* [SOURCE PASSAGE]
####

PHILADELPHIA, PA — Phenom has released its inaugural State of AI & Automation for HR: 2026 Benchmarks Report, revealing that while most organizations have adopted some form of artificial intelligence or automation, very few are using it at a level that delivers meaningful business impact.
The report evaluates nearly 500 organizations across more than a dozen industries using Phenom’s proprietary AI & Automation Maturity Model. The framework scores companies from Level 0 to Level 5 across two dimensions: intelligence, ranging from no AI to fully integrated intelligence, and automation, ranging from manual processes to fully automated operations.
The findings show a wide gap between ambition and execution. Fewer than 1 percent of organizations reached Level 4, classified as high intelligence, and just 5 percent achieved high automation. The vast majority clustered in the middle, with 86 percent operating at assisted or semi-automated intelligence levels and 83 percent limited to task-level or partial process automation.

####

* [DATASET RECORDS]
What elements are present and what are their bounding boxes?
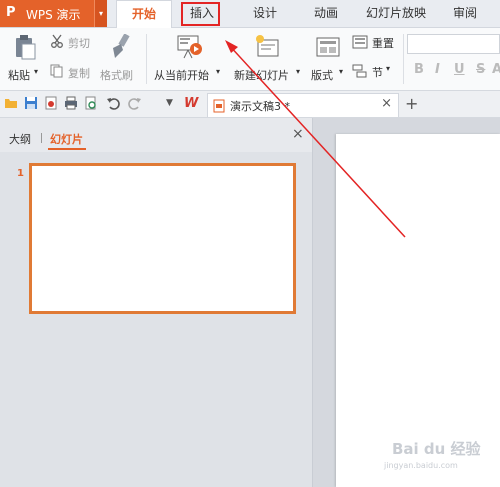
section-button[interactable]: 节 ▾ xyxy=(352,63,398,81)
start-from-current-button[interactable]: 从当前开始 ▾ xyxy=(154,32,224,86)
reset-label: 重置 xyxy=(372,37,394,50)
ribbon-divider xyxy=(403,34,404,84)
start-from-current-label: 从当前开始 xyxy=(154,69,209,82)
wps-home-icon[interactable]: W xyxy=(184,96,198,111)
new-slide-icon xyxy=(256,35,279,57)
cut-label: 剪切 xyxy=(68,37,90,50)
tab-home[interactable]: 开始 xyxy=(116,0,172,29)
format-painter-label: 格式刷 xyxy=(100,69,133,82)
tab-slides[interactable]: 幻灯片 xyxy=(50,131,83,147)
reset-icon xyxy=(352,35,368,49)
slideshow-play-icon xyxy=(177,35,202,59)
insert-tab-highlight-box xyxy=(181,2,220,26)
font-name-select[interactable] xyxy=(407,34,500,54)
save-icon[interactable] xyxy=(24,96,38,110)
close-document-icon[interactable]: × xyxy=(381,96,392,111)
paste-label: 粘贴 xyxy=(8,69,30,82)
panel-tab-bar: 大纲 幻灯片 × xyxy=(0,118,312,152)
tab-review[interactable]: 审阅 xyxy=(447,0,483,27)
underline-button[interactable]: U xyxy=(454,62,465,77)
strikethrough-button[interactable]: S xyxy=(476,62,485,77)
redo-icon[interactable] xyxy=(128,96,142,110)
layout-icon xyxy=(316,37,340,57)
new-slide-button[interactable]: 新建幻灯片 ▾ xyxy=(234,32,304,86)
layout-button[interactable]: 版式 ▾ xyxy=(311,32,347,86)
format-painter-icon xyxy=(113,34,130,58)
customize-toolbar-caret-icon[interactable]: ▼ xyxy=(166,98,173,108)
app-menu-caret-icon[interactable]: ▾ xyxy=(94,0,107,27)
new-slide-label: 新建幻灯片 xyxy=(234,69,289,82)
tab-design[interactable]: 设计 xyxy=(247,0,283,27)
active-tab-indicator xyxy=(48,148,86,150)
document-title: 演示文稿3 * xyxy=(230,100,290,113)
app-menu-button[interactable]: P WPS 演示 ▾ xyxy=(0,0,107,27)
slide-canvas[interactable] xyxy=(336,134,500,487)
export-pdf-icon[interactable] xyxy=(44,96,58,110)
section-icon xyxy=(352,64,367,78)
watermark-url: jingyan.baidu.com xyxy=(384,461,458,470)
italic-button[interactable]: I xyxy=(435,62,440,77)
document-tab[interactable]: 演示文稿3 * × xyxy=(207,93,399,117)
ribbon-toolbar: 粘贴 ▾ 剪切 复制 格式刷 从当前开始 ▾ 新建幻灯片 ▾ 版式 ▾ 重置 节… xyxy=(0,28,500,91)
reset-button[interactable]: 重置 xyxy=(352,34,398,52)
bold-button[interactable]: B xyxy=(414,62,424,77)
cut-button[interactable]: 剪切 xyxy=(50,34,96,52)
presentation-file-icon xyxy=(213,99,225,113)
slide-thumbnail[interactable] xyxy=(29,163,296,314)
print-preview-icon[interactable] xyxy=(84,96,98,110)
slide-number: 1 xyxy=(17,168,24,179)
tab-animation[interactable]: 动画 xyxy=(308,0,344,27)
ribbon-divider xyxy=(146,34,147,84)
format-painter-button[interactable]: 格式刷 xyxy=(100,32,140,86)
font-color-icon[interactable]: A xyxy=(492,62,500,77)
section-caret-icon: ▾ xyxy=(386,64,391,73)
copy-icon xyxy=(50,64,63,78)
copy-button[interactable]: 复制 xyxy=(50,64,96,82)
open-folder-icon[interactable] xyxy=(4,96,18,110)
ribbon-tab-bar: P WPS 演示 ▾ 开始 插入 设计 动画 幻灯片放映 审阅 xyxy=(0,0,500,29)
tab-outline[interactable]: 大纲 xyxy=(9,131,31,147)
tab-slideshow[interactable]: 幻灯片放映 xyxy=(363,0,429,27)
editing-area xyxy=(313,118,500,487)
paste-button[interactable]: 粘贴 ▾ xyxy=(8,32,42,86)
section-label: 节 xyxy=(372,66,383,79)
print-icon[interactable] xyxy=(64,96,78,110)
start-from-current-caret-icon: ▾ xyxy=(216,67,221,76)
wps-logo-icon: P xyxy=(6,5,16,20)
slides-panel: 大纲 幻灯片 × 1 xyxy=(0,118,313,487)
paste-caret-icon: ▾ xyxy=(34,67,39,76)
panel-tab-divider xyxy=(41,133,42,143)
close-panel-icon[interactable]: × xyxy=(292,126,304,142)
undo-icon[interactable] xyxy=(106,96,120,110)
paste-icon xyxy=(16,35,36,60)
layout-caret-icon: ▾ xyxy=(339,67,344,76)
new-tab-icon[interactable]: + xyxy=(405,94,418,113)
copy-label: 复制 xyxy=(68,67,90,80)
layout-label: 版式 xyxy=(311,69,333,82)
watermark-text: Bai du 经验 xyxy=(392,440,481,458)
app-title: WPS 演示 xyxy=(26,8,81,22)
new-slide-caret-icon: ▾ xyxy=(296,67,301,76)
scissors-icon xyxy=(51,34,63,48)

####

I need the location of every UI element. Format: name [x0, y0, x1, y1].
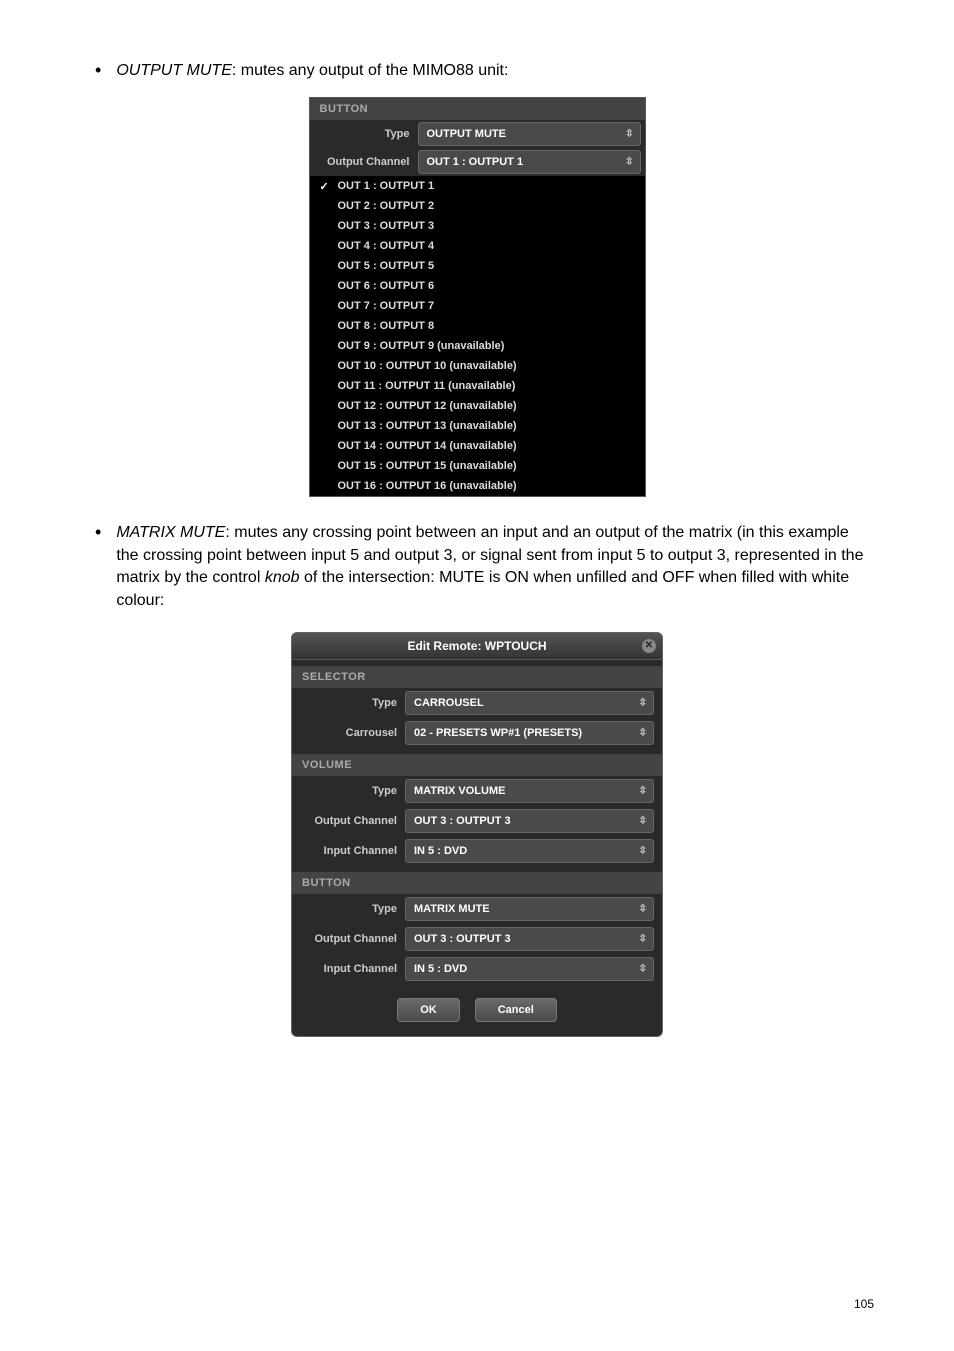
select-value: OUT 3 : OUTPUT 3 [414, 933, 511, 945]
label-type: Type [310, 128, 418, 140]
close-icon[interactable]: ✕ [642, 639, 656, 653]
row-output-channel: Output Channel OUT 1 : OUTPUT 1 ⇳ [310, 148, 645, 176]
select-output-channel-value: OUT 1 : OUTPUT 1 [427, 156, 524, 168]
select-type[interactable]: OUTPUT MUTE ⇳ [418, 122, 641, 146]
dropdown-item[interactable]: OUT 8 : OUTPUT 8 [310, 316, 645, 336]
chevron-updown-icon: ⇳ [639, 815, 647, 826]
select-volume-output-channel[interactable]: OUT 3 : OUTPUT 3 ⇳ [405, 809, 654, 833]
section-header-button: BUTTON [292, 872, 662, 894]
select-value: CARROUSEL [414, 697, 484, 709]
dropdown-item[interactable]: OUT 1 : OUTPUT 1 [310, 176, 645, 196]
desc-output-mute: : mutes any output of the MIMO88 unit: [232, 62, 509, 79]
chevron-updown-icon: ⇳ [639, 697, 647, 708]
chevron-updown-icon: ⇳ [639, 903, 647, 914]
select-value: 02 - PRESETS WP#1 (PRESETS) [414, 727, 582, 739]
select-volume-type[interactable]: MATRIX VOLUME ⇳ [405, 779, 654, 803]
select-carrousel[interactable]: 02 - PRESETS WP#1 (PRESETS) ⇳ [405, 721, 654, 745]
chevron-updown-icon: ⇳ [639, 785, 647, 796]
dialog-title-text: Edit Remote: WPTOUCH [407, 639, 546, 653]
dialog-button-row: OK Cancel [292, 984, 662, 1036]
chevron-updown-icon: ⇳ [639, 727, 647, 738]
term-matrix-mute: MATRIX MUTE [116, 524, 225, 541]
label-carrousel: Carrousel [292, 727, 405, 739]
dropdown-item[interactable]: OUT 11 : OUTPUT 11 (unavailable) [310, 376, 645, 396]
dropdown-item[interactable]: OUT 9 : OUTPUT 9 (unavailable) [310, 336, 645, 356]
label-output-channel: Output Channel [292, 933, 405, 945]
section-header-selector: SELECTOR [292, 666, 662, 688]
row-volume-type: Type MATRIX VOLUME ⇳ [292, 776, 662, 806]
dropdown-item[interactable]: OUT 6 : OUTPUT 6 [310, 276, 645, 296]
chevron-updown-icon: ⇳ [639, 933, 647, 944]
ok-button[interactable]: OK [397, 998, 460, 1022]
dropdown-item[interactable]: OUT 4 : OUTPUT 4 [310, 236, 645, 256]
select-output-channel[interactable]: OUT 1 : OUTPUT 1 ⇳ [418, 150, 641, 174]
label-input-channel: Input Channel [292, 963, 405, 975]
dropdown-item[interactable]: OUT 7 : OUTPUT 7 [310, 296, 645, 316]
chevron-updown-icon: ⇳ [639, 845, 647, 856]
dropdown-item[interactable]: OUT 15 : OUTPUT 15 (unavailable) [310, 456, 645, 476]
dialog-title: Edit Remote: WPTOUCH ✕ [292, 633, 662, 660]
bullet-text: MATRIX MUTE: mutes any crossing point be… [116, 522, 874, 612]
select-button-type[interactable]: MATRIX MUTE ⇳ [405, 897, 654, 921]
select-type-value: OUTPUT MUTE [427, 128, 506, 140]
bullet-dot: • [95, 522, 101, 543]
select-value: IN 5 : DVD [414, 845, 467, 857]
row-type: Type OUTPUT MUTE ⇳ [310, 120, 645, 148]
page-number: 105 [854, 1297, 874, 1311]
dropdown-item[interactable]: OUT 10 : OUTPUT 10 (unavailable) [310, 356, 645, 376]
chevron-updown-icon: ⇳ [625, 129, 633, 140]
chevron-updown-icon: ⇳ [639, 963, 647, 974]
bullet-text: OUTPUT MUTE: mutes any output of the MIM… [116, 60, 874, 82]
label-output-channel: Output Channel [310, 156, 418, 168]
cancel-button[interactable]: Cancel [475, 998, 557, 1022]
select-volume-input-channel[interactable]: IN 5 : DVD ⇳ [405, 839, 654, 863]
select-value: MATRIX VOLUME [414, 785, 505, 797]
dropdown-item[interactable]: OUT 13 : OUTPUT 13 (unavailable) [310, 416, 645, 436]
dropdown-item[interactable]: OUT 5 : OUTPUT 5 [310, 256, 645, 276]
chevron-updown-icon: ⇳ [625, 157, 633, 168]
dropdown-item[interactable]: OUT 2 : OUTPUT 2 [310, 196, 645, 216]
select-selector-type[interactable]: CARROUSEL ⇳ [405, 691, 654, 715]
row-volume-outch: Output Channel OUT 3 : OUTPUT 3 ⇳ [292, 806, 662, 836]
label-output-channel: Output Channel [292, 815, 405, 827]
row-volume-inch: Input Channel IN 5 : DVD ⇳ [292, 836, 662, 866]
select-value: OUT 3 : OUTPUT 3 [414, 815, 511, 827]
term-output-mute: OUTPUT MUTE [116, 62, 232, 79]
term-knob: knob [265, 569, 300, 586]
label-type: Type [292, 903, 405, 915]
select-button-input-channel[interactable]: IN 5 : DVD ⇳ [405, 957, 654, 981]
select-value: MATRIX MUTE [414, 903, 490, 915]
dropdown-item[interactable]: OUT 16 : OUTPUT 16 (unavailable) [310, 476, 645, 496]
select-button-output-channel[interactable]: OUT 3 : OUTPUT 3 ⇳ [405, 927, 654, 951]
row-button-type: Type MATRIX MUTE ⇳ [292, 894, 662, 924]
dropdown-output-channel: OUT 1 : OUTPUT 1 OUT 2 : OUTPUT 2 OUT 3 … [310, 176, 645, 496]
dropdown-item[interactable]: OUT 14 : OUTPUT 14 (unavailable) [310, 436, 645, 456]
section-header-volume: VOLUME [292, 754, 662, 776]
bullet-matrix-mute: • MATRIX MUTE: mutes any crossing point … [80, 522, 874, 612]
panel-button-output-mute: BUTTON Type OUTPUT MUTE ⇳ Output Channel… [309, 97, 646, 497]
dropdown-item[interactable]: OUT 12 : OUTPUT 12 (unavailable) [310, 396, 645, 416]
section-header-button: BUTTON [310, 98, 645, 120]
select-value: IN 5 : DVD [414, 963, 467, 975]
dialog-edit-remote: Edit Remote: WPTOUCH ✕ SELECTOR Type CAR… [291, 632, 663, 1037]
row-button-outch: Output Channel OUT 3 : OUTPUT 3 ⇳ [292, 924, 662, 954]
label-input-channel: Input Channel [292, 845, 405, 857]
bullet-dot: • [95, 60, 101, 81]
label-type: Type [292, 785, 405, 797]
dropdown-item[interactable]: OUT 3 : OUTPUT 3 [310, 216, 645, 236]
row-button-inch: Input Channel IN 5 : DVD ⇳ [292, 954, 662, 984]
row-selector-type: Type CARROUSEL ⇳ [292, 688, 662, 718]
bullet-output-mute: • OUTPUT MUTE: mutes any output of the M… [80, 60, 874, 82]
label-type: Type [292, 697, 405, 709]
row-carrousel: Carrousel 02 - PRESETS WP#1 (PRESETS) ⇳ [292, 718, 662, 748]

####

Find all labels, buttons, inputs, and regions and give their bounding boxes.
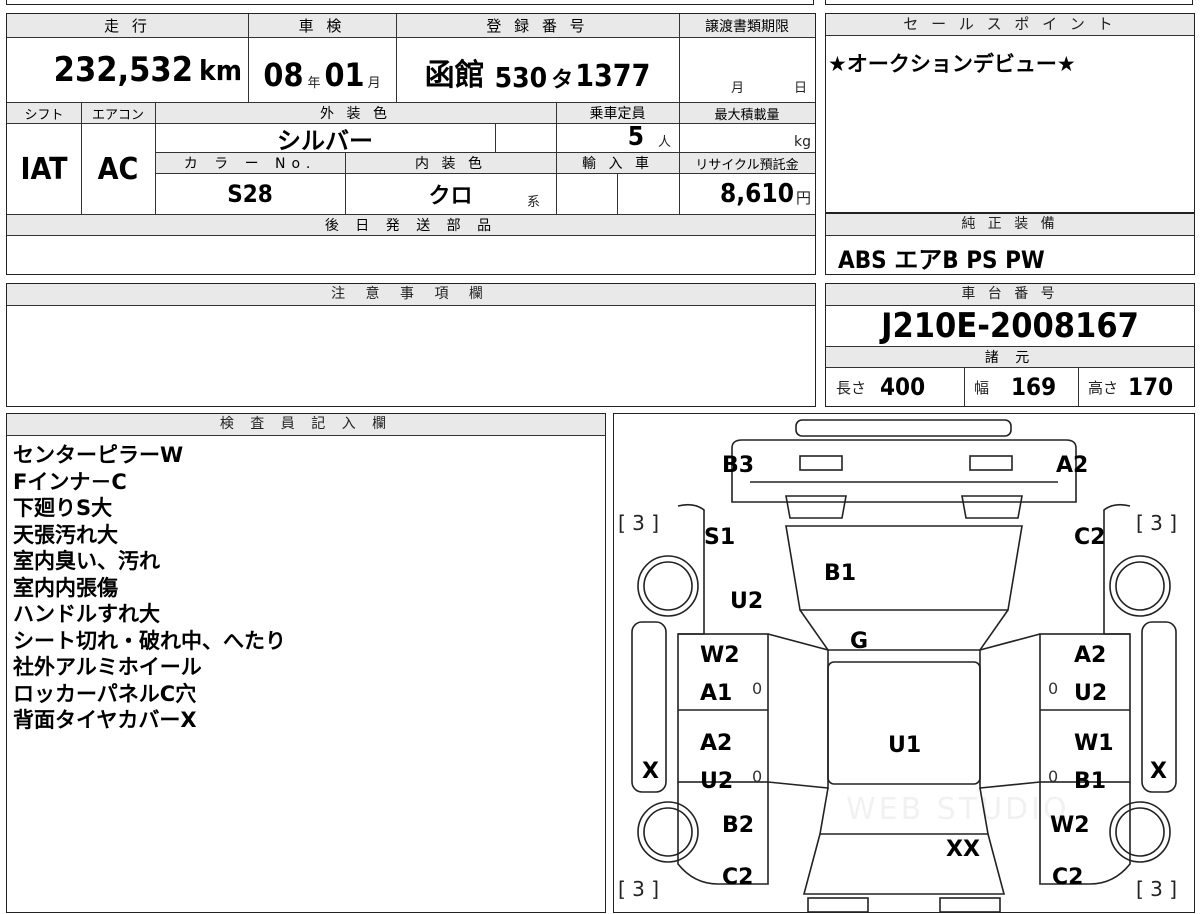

####

* [PARTS OF THE EXERCISE]
1. In the Phenom benchmarks article, duplicate the text between "PHILADELPHIA, PA —" and "fully automated operations.", inclusive.
2. According to the Phenom benchmarks article, what share of organizations reached Level 4, high intelligence?
3. Take the Phenom benchmarks article further, picking up after its final sentence.
The entries have nothing to do with what you are asked to do here.

* [TASK RESULTS]
1.
PHILADELPHIA, PA — Phenom has released its inaugural State of AI & Automation for HR: 2026 Benchmarks Report, revealing that while most organizations have adopted some form of artificial intelligence or automation, very few are using it at a level that delivers meaningful business impact.
The report evaluates nearly 500 organizations across more than a dozen industries using Phenom’s proprietary AI & Automation Maturity Model. The framework scores companies from Level 0 to Level 5 across two dimensions: intelligence, ranging from no AI to fully integrated intelligence, and automation, ranging from manual processes to fully automated operations.

2. Fewer than 1 percent.

3.
Industry adoption varied widely. Healthcare organizations led in automated candidate campaigns and nurturing, with 90 percent adoption. Financial services showed the highest use of AI for candidate matching and fit at 68 percent. Transportation organizations reported the strongest adoption of automated interview scheduling at 59 percent. Retail lagged, with 88 percent lacking advanced automated screening despite high-volume frontline hiring needs.
Phenom said the data reflects mounting pressure on HR teams facing persistent labor shortages, high turnover, and rising hiring volumes. Manual workflows and disconnected systems continue to slow recruiting and talent management at a time when speed and precision are increasingly critical.
A companion survey of more than 100 HR professionals found that 76 percent cited automating manual tasks and improving recruiter productivity as their primary motivations for adopting AI. Yet 66 percent said their organizations have low or no AI adoption in talent management, and nearly one-third admitted limited knowledge of how to apply AI effectively in HR.
Organizations that have moved beyond experimentation are seeing measurable gains, according to the report. Franciscan Health cited improvements across its hiring funnel after deploying AI-driven tools.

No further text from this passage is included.